> _Goal_:
Pick out the lines below that contain the string "icon" and copy them all.

> _Data_:
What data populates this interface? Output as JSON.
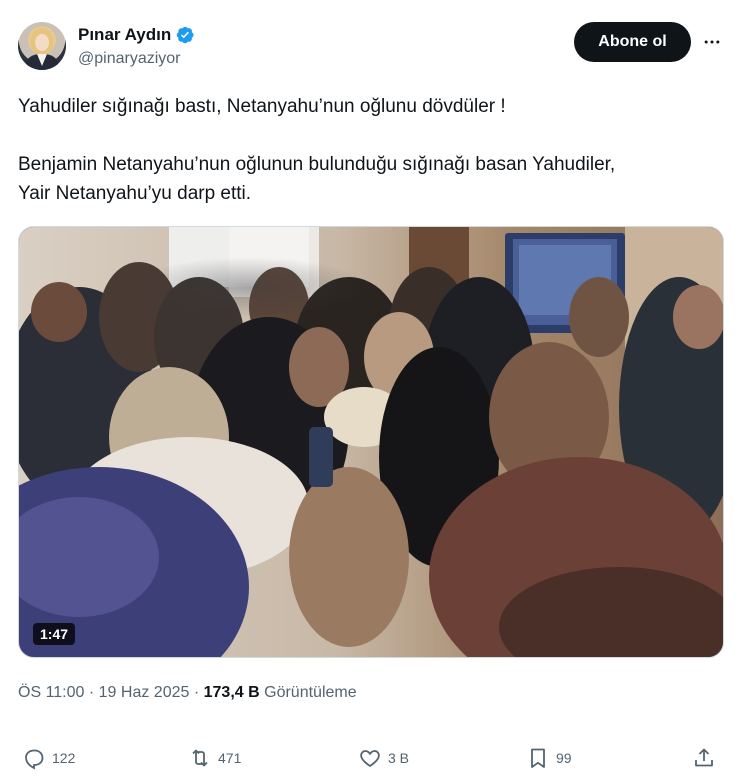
{
  "author": {
    "display_name": "Pınar Aydın",
    "handle": "@pinaryaziyor",
    "verified": true
  },
  "header": {
    "follow_label": "Abone ol",
    "more_icon": "more-horizontal-icon"
  },
  "tweet": {
    "line1": "Yahudiler sığınağı bastı, Netanyahu’nun oğlunu dövdüler !",
    "line2": "Benjamin Netanyahu’nun oğlunun bulunduğu sığınağı basan Yahudiler,",
    "line3": "Yair Netanyahu’yu darp etti."
  },
  "media": {
    "type": "video",
    "duration": "1:47"
  },
  "meta": {
    "time": "ÖS 11:00",
    "separator1": "·",
    "date": "19 Haz 2025",
    "separator2": "·",
    "views_count": "173,4 B",
    "views_label": "Görüntüleme"
  },
  "actions": {
    "reply": {
      "icon": "reply-icon",
      "count": "122"
    },
    "retweet": {
      "icon": "retweet-icon",
      "count": "471"
    },
    "like": {
      "icon": "heart-icon",
      "count": "3 B"
    },
    "bookmark": {
      "icon": "bookmark-icon",
      "count": "99"
    },
    "share": {
      "icon": "share-icon"
    }
  },
  "colors": {
    "text": "#0f1419",
    "secondary": "#536471",
    "verified": "#1d9bf0",
    "button_bg": "#0f1419"
  }
}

> _Finished answer_:
    "more_icon": "more-horizontal-icon"
      "icon": "reply-icon",
      "icon": "retweet-icon",
      "icon": "heart-icon",
      "icon": "bookmark-icon",
      "icon": "share-icon"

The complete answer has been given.